[Stored dataset items]
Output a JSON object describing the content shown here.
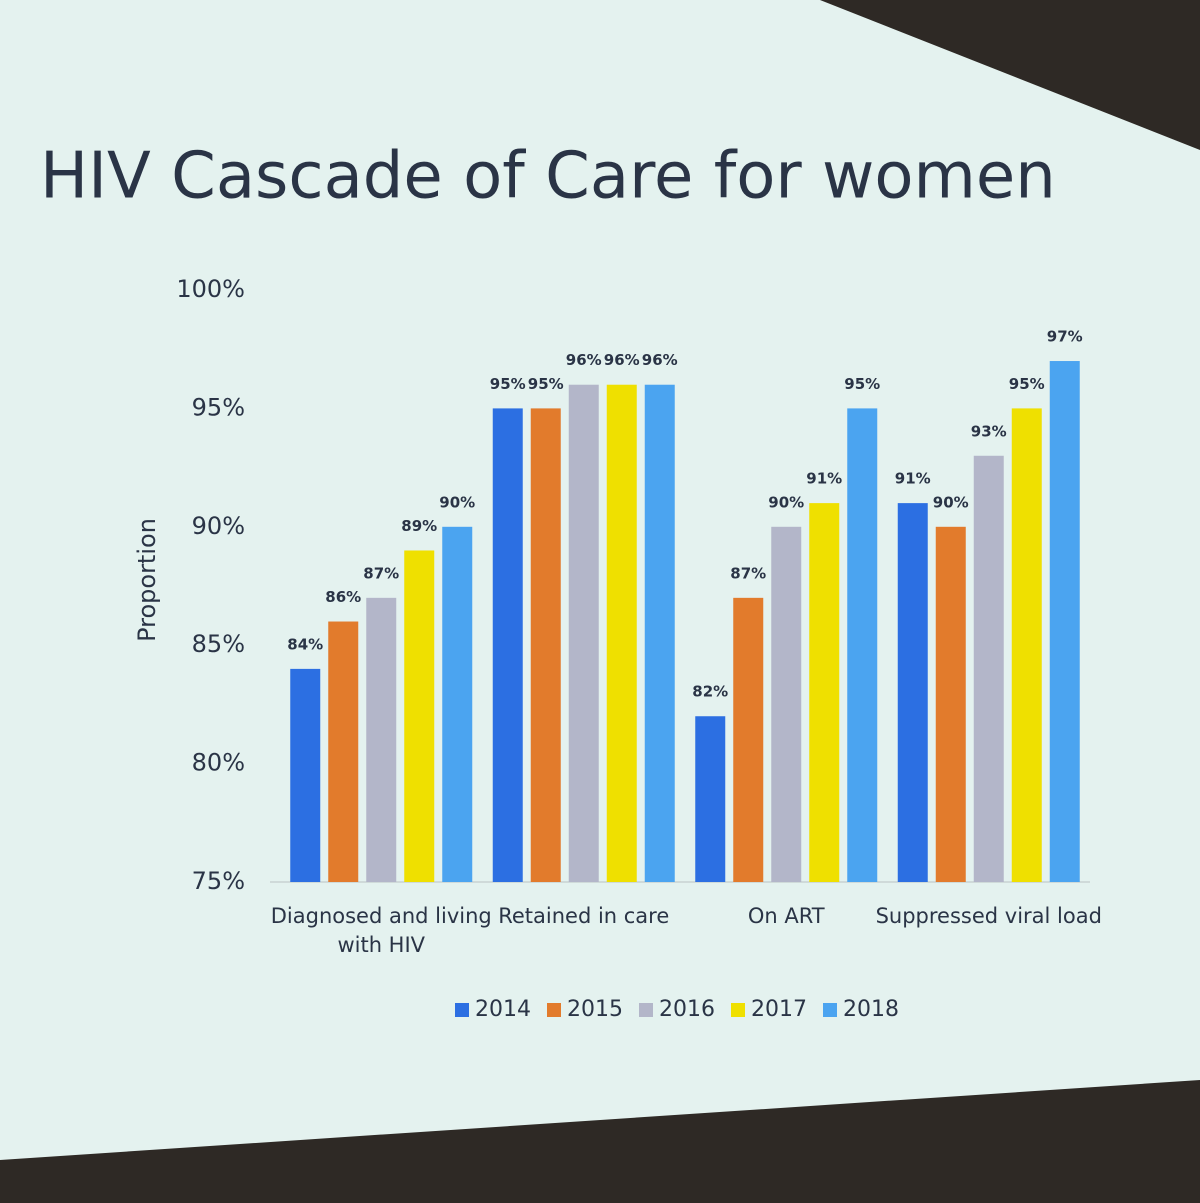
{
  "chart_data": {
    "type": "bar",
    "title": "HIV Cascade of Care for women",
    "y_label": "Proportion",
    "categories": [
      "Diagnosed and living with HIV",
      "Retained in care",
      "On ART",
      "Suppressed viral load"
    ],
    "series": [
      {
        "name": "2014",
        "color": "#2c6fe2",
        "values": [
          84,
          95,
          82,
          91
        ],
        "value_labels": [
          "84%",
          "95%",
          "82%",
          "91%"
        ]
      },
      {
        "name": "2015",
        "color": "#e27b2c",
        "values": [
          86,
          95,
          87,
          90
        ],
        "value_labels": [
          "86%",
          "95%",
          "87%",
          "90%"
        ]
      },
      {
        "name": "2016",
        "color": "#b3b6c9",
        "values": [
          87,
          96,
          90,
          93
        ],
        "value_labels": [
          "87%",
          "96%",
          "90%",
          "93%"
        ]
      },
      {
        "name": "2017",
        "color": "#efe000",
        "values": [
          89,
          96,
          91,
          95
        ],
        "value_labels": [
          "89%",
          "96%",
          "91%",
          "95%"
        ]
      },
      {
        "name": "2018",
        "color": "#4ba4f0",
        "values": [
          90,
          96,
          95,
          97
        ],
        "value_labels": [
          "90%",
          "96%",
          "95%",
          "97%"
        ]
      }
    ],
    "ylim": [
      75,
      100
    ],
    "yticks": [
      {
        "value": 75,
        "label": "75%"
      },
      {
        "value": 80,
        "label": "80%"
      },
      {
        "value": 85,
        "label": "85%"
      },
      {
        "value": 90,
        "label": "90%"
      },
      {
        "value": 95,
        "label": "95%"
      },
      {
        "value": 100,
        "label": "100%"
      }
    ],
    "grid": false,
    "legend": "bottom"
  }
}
---
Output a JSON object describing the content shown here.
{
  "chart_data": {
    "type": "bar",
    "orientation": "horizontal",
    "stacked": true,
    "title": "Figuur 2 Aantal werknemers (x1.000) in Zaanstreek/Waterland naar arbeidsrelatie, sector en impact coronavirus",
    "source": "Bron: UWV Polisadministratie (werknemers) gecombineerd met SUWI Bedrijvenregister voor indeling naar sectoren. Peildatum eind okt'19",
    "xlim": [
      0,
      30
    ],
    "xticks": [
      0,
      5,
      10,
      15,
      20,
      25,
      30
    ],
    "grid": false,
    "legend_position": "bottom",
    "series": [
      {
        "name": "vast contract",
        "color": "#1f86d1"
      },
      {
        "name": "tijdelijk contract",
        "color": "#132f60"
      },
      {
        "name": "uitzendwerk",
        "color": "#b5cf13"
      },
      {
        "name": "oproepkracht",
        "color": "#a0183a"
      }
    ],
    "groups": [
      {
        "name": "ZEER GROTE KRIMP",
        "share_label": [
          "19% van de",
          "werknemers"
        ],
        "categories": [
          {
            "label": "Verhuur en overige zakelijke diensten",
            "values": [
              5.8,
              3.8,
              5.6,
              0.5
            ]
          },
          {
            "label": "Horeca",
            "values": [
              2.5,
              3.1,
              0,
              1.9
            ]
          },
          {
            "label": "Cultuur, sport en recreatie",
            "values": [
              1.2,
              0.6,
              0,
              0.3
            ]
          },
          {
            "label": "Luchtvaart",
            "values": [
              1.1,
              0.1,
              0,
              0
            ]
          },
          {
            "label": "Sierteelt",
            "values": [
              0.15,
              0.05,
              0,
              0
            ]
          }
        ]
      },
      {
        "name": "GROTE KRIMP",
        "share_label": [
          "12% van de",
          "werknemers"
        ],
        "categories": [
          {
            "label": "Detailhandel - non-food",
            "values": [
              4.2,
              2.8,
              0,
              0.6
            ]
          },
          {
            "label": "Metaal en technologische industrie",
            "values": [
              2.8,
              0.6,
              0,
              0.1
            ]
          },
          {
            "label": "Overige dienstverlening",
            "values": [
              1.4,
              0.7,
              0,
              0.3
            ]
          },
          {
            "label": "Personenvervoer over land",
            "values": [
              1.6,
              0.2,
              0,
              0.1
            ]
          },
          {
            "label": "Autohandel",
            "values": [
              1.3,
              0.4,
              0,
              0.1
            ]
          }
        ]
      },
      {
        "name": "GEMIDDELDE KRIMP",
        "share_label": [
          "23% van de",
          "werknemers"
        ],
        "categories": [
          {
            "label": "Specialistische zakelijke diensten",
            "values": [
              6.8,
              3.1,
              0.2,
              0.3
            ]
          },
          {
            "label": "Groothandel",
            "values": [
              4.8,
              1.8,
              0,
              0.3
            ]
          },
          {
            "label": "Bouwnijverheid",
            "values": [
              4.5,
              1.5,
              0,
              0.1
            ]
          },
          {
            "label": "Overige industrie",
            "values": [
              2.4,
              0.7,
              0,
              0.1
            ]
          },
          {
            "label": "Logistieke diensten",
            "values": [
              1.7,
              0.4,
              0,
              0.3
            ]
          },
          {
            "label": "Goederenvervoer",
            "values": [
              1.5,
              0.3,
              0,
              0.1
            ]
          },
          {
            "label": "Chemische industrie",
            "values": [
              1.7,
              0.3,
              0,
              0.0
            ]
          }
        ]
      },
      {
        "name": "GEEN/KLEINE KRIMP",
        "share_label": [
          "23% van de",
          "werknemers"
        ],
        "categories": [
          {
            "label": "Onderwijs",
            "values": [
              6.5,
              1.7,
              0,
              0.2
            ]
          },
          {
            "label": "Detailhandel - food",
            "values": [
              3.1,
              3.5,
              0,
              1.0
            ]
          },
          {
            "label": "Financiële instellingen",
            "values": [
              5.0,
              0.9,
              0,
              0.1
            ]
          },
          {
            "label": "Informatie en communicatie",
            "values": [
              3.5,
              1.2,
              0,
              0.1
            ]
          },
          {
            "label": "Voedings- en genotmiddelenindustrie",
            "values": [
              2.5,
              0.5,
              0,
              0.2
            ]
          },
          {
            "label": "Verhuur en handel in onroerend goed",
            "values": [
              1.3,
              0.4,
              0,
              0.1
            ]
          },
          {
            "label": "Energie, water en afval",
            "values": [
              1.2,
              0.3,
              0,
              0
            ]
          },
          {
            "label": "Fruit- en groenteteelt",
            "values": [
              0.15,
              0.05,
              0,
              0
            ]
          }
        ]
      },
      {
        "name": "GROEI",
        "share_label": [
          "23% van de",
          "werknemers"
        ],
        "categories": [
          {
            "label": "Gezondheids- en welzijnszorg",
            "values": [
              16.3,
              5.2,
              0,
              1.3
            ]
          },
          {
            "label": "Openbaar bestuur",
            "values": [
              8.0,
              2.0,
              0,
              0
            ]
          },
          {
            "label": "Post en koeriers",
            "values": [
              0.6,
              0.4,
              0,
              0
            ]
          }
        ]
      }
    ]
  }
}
--
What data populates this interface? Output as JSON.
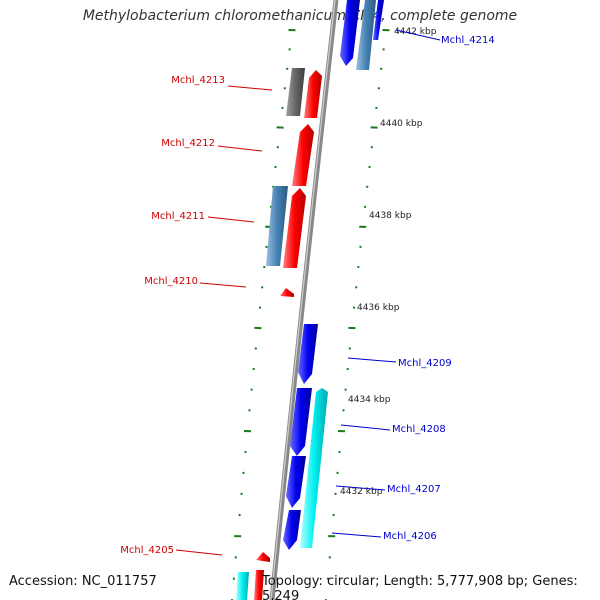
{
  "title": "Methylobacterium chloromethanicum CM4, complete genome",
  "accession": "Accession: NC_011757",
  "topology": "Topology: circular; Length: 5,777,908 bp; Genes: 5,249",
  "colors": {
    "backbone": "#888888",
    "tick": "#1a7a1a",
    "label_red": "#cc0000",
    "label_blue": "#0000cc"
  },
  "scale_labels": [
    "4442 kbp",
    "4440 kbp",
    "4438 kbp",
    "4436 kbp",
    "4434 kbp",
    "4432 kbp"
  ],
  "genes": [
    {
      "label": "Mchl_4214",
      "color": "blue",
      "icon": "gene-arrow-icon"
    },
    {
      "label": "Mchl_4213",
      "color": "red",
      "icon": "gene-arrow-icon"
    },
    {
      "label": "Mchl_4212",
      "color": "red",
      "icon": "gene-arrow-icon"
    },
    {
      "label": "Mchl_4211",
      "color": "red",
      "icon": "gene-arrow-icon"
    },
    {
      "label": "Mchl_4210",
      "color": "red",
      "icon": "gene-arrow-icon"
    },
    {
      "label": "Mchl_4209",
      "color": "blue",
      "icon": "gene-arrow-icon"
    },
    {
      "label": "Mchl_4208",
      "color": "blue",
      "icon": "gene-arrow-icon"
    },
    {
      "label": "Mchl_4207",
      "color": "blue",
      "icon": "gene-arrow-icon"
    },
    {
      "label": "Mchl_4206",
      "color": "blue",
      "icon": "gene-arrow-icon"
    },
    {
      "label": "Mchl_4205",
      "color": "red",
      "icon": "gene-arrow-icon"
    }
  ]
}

**Your objective:** Every line in the data above that includes the word "diensten" should be copied.

**Exercise solution:**
            "label": "Verhuur en overige zakelijke diensten",
            "label": "Specialistische zakelijke diensten",
            "label": "Logistieke diensten",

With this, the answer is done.